§ **Your instructions**
State how many lines in the records hold the word "Although", giving the number and no other text.
— start of Extracted data —
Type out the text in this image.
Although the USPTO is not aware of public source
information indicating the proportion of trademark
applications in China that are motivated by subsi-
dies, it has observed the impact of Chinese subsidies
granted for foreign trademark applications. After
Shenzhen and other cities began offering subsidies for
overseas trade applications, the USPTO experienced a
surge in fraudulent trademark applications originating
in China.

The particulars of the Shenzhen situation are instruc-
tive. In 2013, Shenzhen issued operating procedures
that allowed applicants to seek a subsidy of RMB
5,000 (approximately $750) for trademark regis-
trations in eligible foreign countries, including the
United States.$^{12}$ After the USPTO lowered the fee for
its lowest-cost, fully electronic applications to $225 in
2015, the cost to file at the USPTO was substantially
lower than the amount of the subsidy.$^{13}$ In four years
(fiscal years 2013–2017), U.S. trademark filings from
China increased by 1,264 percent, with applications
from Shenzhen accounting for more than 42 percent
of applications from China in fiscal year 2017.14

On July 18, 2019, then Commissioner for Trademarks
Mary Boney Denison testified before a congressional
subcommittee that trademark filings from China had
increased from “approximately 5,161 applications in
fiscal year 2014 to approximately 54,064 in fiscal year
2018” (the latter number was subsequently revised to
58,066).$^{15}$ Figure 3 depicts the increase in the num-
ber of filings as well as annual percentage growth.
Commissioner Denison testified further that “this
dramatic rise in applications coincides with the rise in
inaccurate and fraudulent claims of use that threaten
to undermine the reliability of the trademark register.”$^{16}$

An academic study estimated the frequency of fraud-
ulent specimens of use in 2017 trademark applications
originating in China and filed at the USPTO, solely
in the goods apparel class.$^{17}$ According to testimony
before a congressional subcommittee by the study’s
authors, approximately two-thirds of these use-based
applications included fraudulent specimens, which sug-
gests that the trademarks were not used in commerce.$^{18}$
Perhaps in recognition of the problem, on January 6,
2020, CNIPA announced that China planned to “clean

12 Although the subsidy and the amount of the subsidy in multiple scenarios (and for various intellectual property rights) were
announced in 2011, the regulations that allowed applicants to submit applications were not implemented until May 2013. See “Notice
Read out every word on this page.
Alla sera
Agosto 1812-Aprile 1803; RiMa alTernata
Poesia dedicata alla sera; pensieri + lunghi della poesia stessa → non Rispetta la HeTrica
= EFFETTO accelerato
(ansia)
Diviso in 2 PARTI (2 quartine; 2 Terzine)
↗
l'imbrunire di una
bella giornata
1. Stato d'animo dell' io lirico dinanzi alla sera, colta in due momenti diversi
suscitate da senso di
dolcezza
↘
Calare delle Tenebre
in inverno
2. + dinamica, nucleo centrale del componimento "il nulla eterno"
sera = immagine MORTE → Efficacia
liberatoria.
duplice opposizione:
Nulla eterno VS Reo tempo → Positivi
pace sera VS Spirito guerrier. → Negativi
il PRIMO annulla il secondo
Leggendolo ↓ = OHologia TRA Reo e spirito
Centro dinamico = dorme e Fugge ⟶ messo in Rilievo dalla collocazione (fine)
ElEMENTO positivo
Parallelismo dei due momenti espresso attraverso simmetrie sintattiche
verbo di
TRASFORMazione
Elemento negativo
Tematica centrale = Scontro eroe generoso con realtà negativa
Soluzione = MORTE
— end of Extracted data —
§ **The response**
2